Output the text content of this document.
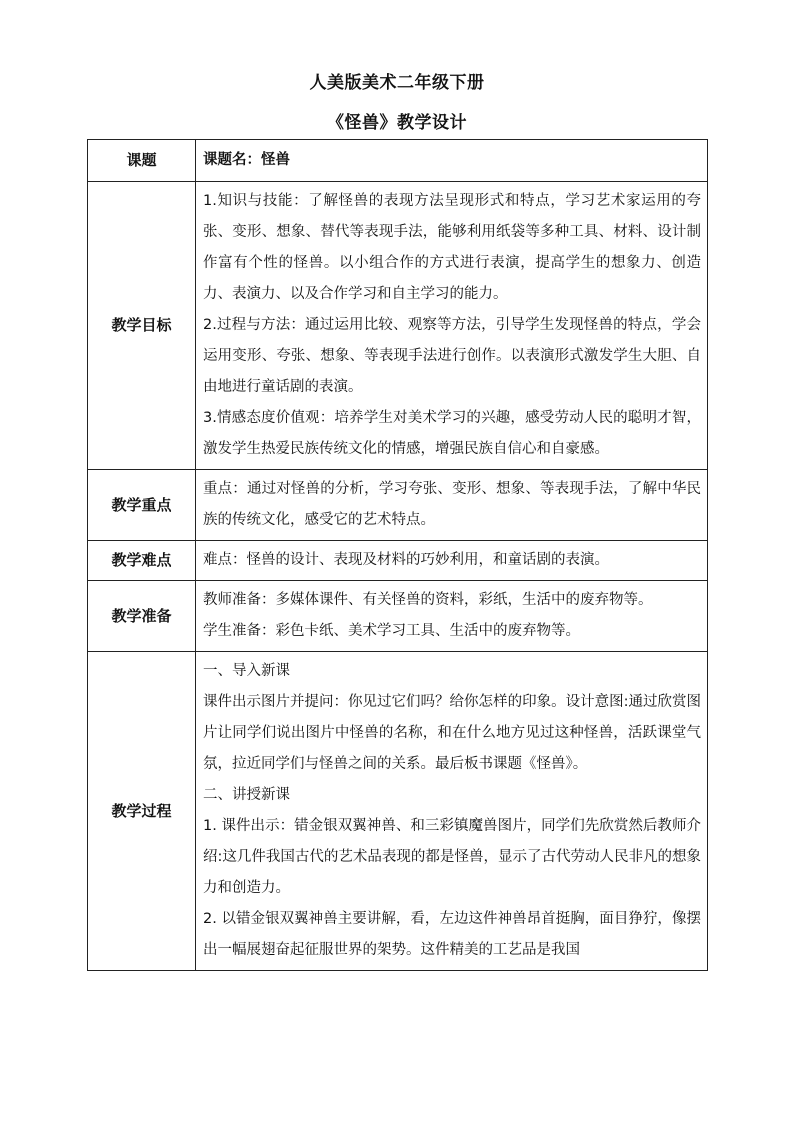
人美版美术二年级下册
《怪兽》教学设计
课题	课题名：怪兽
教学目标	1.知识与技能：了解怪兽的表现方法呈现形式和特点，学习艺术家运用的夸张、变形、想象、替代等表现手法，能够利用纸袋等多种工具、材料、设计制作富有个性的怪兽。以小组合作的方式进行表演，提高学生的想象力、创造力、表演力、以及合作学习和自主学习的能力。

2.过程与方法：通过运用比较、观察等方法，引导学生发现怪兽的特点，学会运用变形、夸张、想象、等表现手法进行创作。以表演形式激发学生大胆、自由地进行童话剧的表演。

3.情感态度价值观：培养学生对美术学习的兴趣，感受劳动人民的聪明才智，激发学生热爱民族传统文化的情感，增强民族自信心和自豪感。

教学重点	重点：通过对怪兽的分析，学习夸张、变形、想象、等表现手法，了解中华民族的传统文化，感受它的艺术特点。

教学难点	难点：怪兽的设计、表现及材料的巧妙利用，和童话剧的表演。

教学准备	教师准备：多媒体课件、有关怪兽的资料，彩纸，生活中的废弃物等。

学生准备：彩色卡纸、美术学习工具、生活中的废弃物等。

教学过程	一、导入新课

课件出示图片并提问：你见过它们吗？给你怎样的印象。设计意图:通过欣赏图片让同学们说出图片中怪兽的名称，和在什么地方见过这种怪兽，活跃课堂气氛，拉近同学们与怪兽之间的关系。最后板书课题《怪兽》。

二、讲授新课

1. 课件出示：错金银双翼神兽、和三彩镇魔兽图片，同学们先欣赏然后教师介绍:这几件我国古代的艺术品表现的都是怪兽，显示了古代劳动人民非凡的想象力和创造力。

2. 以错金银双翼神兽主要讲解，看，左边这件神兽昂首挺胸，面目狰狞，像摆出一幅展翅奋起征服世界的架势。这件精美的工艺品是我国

* _JOB_
Working from the material above, transcribe it exactly while omitting pictures.

* _ANSWER TO THIS TASK_
Output the text content of this document.
人美版美术二年级下册
《怪兽》教学设计
课题	课题名：怪兽
教学目标	1.知识与技能：了解怪兽的表现方法呈现形式和特点，学习艺术家运用的夸张、变形、想象、替代等表现手法，能够利用纸袋等多种工具、材料、设计制作富有个性的怪兽。以小组合作的方式进行表演，提高学生的想象力、创造力、表演力、以及合作学习和自主学习的能力。

2.过程与方法：通过运用比较、观察等方法，引导学生发现怪兽的特点，学会运用变形、夸张、想象、等表现手法进行创作。以表演形式激发学生大胆、自由地进行童话剧的表演。

3.情感态度价值观：培养学生对美术学习的兴趣，感受劳动人民的聪明才智，激发学生热爱民族传统文化的情感，增强民族自信心和自豪感。

教学重点	重点：通过对怪兽的分析，学习夸张、变形、想象、等表现手法，了解中华民族的传统文化，感受它的艺术特点。

教学难点	难点：怪兽的设计、表现及材料的巧妙利用，和童话剧的表演。

教学准备	教师准备：多媒体课件、有关怪兽的资料，彩纸，生活中的废弃物等。

学生准备：彩色卡纸、美术学习工具、生活中的废弃物等。

教学过程	一、导入新课

课件出示图片并提问：你见过它们吗？给你怎样的印象。设计意图:通过欣赏图片让同学们说出图片中怪兽的名称，和在什么地方见过这种怪兽，活跃课堂气氛，拉近同学们与怪兽之间的关系。最后板书课题《怪兽》。

二、讲授新课

1. 课件出示：错金银双翼神兽、和三彩镇魔兽图片，同学们先欣赏然后教师介绍:这几件我国古代的艺术品表现的都是怪兽，显示了古代劳动人民非凡的想象力和创造力。

2. 以错金银双翼神兽主要讲解，看，左边这件神兽昂首挺胸，面目狰狞，像摆出一幅展翅奋起征服世界的架势。这件精美的工艺品是我国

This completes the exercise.